Stored rows:
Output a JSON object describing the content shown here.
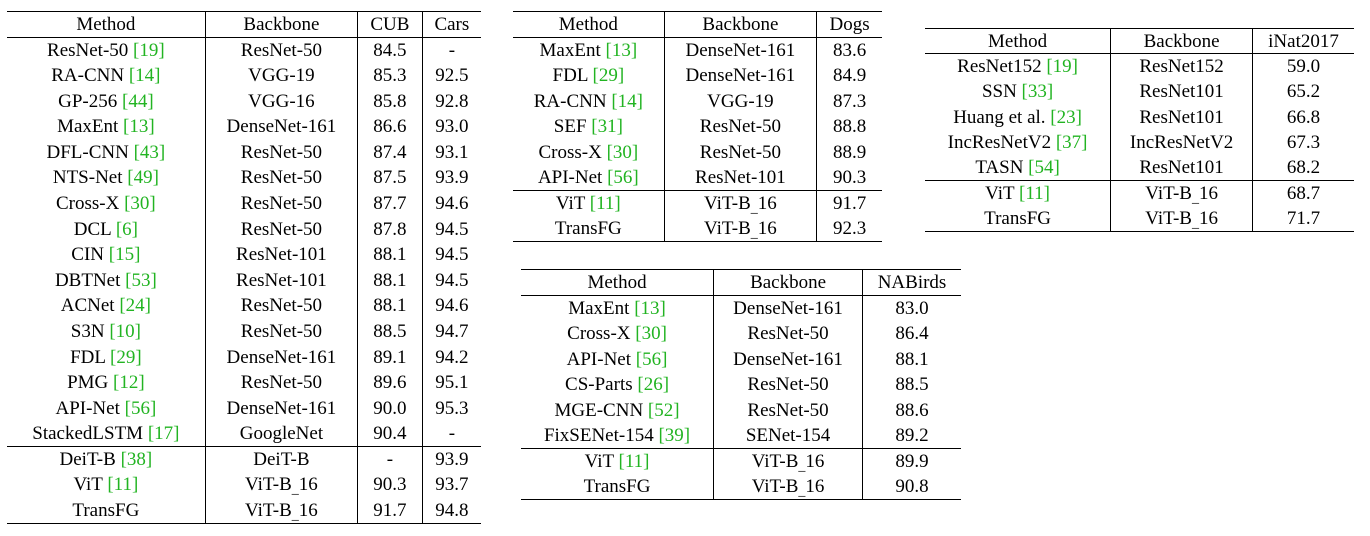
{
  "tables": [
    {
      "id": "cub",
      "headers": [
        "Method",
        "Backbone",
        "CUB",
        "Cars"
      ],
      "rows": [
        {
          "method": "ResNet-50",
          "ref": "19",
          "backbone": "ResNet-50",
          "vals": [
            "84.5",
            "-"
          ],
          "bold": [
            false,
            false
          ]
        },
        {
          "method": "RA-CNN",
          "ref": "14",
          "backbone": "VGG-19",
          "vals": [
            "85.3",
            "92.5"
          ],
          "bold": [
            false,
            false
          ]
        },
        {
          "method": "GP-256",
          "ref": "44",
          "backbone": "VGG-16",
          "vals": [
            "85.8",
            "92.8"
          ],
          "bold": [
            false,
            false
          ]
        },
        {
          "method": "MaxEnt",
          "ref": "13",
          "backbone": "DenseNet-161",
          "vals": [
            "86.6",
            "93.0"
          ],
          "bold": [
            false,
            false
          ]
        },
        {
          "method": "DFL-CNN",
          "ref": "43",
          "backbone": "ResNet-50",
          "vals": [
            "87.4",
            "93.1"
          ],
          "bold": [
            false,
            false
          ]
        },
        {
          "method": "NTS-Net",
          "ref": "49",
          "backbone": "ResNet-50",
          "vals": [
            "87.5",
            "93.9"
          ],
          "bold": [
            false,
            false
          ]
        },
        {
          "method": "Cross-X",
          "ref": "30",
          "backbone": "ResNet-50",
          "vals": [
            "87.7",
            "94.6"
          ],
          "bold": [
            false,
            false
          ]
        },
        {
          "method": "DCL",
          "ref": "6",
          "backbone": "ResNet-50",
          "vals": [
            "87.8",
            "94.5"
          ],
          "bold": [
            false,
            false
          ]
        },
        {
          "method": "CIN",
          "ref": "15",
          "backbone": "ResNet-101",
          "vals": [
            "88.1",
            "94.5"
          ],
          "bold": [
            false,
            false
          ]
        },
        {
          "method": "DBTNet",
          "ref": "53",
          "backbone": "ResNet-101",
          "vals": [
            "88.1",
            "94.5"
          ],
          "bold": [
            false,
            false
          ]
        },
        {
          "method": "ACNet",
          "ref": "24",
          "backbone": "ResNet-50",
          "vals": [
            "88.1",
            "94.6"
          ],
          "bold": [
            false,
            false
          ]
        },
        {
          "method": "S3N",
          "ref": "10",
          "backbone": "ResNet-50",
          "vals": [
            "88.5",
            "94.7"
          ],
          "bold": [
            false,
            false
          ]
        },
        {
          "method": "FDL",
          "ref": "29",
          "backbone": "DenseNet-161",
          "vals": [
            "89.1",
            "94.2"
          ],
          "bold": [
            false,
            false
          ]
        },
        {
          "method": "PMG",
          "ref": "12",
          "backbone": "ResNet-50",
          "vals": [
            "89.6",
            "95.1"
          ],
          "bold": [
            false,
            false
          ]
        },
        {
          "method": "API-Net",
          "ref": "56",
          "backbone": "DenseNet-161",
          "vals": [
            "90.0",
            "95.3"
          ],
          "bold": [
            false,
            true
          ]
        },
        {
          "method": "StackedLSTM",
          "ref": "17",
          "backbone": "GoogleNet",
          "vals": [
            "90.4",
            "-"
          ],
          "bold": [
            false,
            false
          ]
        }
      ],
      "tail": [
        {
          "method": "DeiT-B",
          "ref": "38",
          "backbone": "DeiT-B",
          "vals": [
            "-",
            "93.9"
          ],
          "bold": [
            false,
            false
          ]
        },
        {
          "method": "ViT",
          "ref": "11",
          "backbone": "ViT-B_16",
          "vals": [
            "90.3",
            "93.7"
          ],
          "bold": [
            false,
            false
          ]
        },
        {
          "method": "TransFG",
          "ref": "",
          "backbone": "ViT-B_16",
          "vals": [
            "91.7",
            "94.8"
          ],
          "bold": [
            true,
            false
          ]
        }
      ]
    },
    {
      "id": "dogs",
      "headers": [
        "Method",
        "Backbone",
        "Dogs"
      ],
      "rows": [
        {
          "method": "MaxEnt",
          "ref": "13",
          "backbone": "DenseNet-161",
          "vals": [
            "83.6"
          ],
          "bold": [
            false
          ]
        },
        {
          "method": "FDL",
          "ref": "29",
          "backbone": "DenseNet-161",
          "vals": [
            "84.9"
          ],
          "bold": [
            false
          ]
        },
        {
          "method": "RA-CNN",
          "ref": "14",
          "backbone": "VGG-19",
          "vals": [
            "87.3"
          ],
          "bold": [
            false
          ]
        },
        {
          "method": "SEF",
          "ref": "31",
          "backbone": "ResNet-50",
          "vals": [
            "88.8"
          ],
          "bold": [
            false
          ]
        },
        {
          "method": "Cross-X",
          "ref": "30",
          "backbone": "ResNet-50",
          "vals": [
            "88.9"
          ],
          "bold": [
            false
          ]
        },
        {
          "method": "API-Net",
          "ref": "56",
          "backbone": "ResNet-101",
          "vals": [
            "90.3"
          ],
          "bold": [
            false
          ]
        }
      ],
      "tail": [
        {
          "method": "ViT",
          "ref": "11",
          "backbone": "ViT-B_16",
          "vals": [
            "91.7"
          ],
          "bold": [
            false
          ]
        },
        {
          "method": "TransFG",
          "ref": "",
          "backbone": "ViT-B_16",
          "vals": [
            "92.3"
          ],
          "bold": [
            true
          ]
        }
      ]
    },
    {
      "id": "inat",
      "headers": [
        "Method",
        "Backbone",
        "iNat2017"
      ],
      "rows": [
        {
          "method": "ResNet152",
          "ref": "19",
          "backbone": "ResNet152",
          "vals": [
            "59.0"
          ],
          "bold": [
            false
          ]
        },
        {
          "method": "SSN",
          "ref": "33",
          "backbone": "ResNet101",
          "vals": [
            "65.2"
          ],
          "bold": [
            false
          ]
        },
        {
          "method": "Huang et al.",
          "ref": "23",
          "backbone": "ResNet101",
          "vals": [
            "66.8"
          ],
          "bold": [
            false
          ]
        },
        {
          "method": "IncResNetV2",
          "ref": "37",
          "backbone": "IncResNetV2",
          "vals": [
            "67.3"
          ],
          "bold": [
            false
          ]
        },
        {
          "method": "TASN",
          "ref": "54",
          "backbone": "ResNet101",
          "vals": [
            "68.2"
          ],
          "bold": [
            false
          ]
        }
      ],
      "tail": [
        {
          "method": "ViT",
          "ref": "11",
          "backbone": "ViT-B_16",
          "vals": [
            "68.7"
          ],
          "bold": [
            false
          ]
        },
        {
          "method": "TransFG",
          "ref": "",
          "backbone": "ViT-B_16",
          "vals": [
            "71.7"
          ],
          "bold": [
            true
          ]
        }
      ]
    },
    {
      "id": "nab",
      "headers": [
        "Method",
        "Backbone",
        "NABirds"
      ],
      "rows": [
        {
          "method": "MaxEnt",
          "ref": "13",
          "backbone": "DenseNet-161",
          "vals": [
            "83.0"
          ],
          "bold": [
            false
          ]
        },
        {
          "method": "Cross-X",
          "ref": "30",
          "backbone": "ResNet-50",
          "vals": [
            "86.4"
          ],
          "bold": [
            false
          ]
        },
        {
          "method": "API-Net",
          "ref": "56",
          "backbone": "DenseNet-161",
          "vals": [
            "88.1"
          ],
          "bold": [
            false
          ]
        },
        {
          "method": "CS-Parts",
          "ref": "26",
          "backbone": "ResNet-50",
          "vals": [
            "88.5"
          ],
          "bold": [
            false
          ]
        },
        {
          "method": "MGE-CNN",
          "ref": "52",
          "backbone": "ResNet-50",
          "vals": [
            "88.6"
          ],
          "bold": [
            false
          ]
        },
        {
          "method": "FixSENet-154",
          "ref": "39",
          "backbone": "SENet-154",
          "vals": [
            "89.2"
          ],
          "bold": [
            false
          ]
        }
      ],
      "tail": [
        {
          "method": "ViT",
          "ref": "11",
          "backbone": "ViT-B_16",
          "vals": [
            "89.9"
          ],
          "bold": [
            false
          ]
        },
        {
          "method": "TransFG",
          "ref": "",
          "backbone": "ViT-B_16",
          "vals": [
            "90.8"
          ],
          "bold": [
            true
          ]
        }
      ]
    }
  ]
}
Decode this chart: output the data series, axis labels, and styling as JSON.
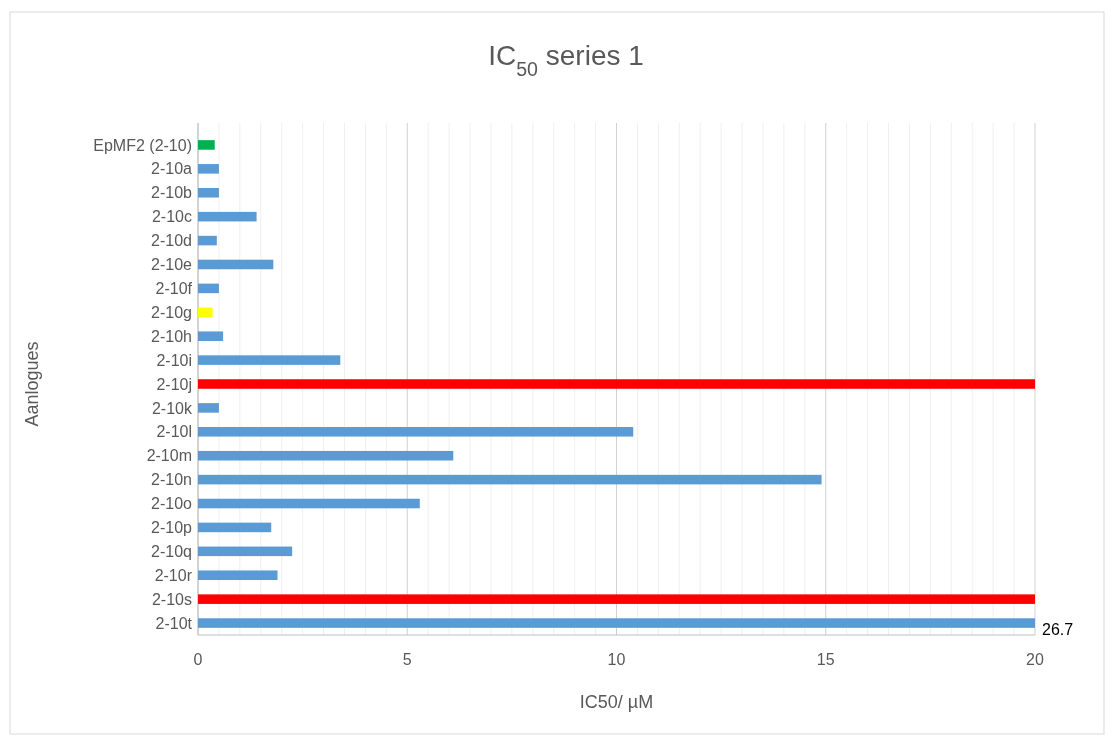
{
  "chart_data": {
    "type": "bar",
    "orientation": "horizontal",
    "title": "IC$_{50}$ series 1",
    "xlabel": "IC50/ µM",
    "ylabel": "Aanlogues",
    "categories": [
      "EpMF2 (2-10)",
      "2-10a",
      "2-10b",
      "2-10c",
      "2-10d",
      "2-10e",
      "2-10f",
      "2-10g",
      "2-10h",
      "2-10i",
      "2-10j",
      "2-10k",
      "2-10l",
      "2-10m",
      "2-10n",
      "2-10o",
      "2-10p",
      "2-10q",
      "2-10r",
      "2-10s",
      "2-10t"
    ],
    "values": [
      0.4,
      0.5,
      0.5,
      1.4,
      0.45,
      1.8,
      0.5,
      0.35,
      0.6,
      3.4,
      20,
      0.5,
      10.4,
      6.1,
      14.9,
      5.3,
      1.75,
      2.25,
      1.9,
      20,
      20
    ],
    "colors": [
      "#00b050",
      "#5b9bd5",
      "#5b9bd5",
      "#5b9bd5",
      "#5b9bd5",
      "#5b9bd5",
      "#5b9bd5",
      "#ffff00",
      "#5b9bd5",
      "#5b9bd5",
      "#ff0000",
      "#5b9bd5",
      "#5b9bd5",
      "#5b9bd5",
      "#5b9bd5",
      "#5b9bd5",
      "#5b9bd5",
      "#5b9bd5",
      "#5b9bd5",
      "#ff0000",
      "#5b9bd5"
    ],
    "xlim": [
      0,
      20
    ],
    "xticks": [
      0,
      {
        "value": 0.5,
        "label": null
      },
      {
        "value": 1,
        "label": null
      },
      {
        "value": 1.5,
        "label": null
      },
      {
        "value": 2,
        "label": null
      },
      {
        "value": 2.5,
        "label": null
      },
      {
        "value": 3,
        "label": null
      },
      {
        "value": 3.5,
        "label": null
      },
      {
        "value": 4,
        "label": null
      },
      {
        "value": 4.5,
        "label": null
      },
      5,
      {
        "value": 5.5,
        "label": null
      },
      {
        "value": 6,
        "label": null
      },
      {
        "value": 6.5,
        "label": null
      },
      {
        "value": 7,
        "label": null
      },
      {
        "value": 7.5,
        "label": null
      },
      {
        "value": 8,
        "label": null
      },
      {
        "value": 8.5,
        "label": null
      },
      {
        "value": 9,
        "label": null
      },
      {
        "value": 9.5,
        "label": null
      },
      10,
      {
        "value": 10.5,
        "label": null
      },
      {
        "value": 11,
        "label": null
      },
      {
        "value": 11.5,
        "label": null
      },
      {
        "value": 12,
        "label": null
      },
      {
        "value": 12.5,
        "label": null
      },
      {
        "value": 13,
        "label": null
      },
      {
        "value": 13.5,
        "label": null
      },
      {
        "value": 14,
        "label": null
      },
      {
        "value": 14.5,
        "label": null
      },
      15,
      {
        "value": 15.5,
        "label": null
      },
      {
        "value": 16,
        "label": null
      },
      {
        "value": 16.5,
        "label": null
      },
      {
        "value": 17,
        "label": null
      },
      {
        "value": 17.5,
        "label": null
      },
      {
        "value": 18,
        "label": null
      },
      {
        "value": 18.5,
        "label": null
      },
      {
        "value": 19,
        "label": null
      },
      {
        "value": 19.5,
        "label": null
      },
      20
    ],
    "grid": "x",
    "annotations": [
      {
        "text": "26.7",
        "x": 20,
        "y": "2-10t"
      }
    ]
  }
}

Directions for this task: Your answer should be one number: the count of lines in the data above that include the word "series".

Exercise response: 2